Rows from a dataset:
━━━━━━━━━━━━━━━━━━━━━━━━━━━━━━
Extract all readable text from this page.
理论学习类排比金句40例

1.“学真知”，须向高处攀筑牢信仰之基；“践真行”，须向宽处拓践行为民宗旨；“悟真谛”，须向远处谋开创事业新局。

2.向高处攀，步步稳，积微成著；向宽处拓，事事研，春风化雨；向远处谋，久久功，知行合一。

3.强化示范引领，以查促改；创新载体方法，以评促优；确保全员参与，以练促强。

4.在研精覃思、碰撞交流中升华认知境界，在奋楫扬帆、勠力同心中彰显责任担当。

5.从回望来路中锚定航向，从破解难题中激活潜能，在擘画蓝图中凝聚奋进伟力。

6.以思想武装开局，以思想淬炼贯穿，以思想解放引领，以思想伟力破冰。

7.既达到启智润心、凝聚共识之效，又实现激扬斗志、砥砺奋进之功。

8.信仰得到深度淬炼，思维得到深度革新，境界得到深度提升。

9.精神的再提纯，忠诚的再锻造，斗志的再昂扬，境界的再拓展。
━━━━━━━━━━━━━━━━━━━━━━━━━━━━━━
Prompt:
Transcribe the material above in its entirety. Match it exactly.

Reply:
Extract all readable text from this page.
理论学习类排比金句40例

1.“学真知”，须向高处攀筑牢信仰之基；“践真行”，须向宽处拓践行为民宗旨；“悟真谛”，须向远处谋开创事业新局。

2.向高处攀，步步稳，积微成著；向宽处拓，事事研，春风化雨；向远处谋，久久功，知行合一。

3.强化示范引领，以查促改；创新载体方法，以评促优；确保全员参与，以练促强。

4.在研精覃思、碰撞交流中升华认知境界，在奋楫扬帆、勠力同心中彰显责任担当。

5.从回望来路中锚定航向，从破解难题中激活潜能，在擘画蓝图中凝聚奋进伟力。

6.以思想武装开局，以思想淬炼贯穿，以思想解放引领，以思想伟力破冰。

7.既达到启智润心、凝聚共识之效，又实现激扬斗志、砥砺奋进之功。

8.信仰得到深度淬炼，思维得到深度革新，境界得到深度提升。

9.精神的再提纯，忠诚的再锻造，斗志的再昂扬，境界的再拓展。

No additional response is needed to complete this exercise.